=== Task goal ===
Write out every entry word for word.

(Stored data)

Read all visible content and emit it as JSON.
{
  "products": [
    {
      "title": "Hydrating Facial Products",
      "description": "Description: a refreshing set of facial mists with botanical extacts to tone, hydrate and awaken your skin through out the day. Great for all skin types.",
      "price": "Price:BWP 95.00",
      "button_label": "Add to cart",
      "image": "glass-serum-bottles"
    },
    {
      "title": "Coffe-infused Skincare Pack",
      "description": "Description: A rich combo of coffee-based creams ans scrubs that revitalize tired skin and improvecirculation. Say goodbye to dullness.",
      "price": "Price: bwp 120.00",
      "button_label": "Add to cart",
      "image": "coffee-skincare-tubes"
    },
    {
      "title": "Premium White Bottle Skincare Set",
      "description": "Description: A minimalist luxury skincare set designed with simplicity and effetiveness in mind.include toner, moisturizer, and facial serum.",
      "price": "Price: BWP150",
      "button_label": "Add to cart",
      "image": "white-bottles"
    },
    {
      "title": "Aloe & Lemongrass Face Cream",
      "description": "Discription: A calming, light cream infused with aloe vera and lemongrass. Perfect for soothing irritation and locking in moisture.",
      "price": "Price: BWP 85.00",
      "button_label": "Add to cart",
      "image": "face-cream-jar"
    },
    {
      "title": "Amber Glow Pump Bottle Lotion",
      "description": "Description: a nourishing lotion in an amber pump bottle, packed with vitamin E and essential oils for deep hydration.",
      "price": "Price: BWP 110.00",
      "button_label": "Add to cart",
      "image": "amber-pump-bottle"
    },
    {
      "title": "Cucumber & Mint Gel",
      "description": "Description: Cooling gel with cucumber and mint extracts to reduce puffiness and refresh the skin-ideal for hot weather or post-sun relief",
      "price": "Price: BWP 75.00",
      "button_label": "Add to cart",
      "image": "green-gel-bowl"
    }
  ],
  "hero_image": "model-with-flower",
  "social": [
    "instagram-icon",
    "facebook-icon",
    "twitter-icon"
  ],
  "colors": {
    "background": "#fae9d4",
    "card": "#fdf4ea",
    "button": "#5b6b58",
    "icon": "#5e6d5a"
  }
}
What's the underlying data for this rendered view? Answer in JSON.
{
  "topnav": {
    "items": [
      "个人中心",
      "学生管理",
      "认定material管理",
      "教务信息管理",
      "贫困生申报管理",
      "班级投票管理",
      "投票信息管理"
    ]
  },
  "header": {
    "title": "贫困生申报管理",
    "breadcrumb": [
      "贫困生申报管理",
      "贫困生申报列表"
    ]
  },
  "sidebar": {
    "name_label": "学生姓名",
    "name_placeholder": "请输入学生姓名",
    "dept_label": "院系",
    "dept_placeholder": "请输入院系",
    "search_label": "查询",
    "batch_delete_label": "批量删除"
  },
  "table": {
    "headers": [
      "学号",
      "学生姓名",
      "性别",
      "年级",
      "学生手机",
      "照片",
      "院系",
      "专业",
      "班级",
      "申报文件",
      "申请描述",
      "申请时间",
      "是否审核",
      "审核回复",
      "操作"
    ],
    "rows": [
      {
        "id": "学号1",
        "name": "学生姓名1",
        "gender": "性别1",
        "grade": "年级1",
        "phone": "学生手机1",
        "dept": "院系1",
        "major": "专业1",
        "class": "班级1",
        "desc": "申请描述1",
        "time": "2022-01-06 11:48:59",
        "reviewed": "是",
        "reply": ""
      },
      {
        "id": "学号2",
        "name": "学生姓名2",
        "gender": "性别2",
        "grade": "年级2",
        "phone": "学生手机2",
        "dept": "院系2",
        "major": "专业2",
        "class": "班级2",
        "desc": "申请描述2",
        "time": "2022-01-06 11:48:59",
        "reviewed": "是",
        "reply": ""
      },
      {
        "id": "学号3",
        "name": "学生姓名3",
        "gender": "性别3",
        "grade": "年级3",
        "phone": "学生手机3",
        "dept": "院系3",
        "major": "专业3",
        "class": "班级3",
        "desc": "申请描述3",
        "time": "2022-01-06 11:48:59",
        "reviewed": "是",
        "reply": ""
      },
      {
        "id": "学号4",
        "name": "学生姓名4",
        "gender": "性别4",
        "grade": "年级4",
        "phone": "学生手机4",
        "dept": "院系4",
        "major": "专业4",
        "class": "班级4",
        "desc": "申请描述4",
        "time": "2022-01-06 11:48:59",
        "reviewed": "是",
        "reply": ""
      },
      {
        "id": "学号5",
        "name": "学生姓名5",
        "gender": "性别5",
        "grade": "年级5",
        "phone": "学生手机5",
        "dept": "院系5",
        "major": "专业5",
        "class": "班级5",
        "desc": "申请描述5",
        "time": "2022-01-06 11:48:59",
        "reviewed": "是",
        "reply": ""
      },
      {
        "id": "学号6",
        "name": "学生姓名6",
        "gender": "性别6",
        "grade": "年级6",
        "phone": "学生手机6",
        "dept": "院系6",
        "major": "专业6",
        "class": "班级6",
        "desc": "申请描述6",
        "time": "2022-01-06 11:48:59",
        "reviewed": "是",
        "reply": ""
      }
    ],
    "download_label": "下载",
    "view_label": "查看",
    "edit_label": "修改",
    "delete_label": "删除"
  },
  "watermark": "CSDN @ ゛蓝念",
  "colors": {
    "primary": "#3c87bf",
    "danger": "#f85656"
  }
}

=== In response ===
Read all visible content and emit it as JSON.
{
  "products": [
    {
      "title": "Hydrating Facial Products",
      "description": "Description: a refreshing set of facial mists with botanical extacts to tone, hydrate and awaken your skin through out the day. Great for all skin types.",
      "price": "Price:BWP 95.00",
      "button_label": "Add to cart",
      "image": "glass-serum-bottles"
    },
    {
      "title": "Coffe-infused Skincare Pack",
      "description": "Description: A rich combo of coffee-based creams ans scrubs that revitalize tired skin and improvecirculation. Say goodbye to dullness.",
      "price": "Price: bwp 120.00",
      "button_label": "Add to cart",
      "image": "coffee-skincare-tubes"
    },
    {
      "title": "Premium White Bottle Skincare Set",
      "description": "Description: A minimalist luxury skincare set designed with simplicity and effetiveness in mind.include toner, moisturizer, and facial serum.",
      "price": "Price: BWP150",
      "button_label": "Add to cart",
      "image": "white-bottles"
    },
    {
      "title": "Aloe & Lemongrass Face Cream",
      "description": "Discription: A calming, light cream infused with aloe vera and lemongrass. Perfect for soothing irritation and locking in moisture.",
      "price": "Price: BWP 85.00",
      "button_label": "Add to cart",
      "image": "face-cream-jar"
    },
    {
      "title": "Amber Glow Pump Bottle Lotion",
      "description": "Description: a nourishing lotion in an amber pump bottle, packed with vitamin E and essential oils for deep hydration.",
      "price": "Price: BWP 110.00",
      "button_label": "Add to cart",
      "image": "amber-pump-bottle"
    },
    {
      "title": "Cucumber & Mint Gel",
      "description": "Description: Cooling gel with cucumber and mint extracts to reduce puffiness and refresh the skin-ideal for hot weather or post-sun relief",
      "price": "Price: BWP 75.00",
      "button_label": "Add to cart",
      "image": "green-gel-bowl"
    }
  ],
  "hero_image": "model-with-flower",
  "social": [
    "instagram-icon",
    "facebook-icon",
    "twitter-icon"
  ],
  "colors": {
    "background": "#fae9d4",
    "card": "#fdf4ea",
    "button": "#5b6b58",
    "icon": "#5e6d5a"
  }
}
What's the underlying data for this rendered view? Answer in JSON.
{
  "topnav": {
    "items": [
      "个人中心",
      "学生管理",
      "认定material管理",
      "教务信息管理",
      "贫困生申报管理",
      "班级投票管理",
      "投票信息管理"
    ]
  },
  "header": {
    "title": "贫困生申报管理",
    "breadcrumb": [
      "贫困生申报管理",
      "贫困生申报列表"
    ]
  },
  "sidebar": {
    "name_label": "学生姓名",
    "name_placeholder": "请输入学生姓名",
    "dept_label": "院系",
    "dept_placeholder": "请输入院系",
    "search_label": "查询",
    "batch_delete_label": "批量删除"
  },
  "table": {
    "headers": [
      "学号",
      "学生姓名",
      "性别",
      "年级",
      "学生手机",
      "照片",
      "院系",
      "专业",
      "班级",
      "申报文件",
      "申请描述",
      "申请时间",
      "是否审核",
      "审核回复",
      "操作"
    ],
    "rows": [
      {
        "id": "学号1",
        "name": "学生姓名1",
        "gender": "性别1",
        "grade": "年级1",
        "phone": "学生手机1",
        "dept": "院系1",
        "major": "专业1",
        "class": "班级1",
        "desc": "申请描述1",
        "time": "2022-01-06 11:48:59",
        "reviewed": "是",
        "reply": ""
      },
      {
        "id": "学号2",
        "name": "学生姓名2",
        "gender": "性别2",
        "grade": "年级2",
        "phone": "学生手机2",
        "dept": "院系2",
        "major": "专业2",
        "class": "班级2",
        "desc": "申请描述2",
        "time": "2022-01-06 11:48:59",
        "reviewed": "是",
        "reply": ""
      },
      {
        "id": "学号3",
        "name": "学生姓名3",
        "gender": "性别3",
        "grade": "年级3",
        "phone": "学生手机3",
        "dept": "院系3",
        "major": "专业3",
        "class": "班级3",
        "desc": "申请描述3",
        "time": "2022-01-06 11:48:59",
        "reviewed": "是",
        "reply": ""
      },
      {
        "id": "学号4",
        "name": "学生姓名4",
        "gender": "性别4",
        "grade": "年级4",
        "phone": "学生手机4",
        "dept": "院系4",
        "major": "专业4",
        "class": "班级4",
        "desc": "申请描述4",
        "time": "2022-01-06 11:48:59",
        "reviewed": "是",
        "reply": ""
      },
      {
        "id": "学号5",
        "name": "学生姓名5",
        "gender": "性别5",
        "grade": "年级5",
        "phone": "学生手机5",
        "dept": "院系5",
        "major": "专业5",
        "class": "班级5",
        "desc": "申请描述5",
        "time": "2022-01-06 11:48:59",
        "reviewed": "是",
        "reply": ""
      },
      {
        "id": "学号6",
        "name": "学生姓名6",
        "gender": "性别6",
        "grade": "年级6",
        "phone": "学生手机6",
        "dept": "院系6",
        "major": "专业6",
        "class": "班级6",
        "desc": "申请描述6",
        "time": "2022-01-06 11:48:59",
        "reviewed": "是",
        "reply": ""
      }
    ],
    "download_label": "下载",
    "view_label": "查看",
    "edit_label": "修改",
    "delete_label": "删除"
  },
  "watermark": "CSDN @ ゛蓝念",
  "colors": {
    "primary": "#3c87bf",
    "danger": "#f85656"
  }
}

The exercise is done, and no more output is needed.